**PROBLEM DETAILS**
A line counts if it contains the word "administered" at least once. State how many such lines the records contain, giving the number alone.

**INFORMATION SHOWN**
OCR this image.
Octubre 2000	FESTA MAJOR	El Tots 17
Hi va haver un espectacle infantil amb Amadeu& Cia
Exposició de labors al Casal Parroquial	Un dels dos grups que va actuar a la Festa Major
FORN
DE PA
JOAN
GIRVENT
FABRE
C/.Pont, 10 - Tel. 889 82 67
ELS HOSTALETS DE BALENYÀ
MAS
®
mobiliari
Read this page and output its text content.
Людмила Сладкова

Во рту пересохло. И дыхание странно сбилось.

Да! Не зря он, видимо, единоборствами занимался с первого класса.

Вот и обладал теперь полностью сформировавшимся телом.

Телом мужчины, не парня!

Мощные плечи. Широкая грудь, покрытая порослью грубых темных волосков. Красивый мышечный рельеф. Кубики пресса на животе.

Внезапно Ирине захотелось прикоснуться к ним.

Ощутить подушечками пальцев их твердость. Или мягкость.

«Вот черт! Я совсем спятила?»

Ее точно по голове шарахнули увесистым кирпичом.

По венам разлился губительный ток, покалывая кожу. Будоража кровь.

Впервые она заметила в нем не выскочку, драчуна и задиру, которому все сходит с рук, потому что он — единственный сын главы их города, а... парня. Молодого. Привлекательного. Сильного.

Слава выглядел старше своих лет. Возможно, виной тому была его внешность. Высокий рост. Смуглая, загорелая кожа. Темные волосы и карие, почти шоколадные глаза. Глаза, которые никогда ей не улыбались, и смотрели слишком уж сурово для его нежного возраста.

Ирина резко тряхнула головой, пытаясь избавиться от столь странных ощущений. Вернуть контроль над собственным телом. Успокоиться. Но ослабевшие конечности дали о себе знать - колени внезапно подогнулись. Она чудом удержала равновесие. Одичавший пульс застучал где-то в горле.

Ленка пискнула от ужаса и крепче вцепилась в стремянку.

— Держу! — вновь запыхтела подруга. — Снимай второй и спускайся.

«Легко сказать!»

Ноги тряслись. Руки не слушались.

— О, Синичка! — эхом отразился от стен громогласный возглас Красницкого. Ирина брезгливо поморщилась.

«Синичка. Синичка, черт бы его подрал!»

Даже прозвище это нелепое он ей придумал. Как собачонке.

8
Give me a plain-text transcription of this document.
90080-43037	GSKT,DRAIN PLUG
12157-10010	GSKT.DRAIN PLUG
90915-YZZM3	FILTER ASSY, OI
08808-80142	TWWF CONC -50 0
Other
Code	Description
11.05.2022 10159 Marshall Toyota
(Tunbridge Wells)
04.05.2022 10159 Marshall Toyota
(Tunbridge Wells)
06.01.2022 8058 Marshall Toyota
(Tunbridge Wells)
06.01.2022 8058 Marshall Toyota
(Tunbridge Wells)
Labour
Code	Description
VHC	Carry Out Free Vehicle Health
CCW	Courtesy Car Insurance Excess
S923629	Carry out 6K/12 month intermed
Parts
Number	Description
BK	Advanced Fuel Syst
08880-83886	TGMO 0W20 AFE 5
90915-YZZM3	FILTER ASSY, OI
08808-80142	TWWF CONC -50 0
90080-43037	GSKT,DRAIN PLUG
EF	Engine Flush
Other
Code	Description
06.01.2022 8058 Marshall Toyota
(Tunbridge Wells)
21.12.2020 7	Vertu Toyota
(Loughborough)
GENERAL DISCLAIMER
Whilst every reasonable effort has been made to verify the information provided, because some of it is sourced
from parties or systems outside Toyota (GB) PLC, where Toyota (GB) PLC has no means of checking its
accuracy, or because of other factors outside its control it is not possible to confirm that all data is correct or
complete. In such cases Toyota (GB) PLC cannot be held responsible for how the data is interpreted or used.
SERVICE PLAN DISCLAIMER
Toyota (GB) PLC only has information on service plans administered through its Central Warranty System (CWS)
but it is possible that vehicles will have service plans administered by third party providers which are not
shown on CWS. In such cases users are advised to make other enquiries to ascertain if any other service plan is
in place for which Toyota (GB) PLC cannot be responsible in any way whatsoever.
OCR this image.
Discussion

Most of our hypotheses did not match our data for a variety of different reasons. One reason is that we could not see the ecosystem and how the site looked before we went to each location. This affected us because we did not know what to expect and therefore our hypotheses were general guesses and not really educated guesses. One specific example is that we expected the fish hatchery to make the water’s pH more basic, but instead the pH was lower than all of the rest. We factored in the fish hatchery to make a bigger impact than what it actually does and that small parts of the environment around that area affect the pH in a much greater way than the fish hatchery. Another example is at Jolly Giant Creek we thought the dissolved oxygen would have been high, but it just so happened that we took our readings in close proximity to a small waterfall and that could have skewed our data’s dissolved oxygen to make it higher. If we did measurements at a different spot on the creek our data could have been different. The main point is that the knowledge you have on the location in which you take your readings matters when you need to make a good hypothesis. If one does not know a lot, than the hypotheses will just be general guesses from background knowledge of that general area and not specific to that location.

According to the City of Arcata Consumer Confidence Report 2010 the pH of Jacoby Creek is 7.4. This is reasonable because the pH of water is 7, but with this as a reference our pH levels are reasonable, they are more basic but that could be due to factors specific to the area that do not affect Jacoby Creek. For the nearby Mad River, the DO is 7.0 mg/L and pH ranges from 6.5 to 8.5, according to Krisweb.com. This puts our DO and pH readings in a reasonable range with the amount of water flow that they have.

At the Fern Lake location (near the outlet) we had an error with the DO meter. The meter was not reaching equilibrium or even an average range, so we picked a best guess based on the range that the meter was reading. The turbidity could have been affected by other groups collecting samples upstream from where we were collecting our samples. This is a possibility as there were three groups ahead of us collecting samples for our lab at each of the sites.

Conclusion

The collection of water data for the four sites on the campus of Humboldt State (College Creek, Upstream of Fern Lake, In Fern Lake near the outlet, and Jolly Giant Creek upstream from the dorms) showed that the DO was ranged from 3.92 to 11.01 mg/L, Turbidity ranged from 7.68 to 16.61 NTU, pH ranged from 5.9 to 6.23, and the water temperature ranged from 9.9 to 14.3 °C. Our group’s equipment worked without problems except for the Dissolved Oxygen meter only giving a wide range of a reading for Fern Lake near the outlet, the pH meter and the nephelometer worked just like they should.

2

**ANSWER TO THIS TASK**
2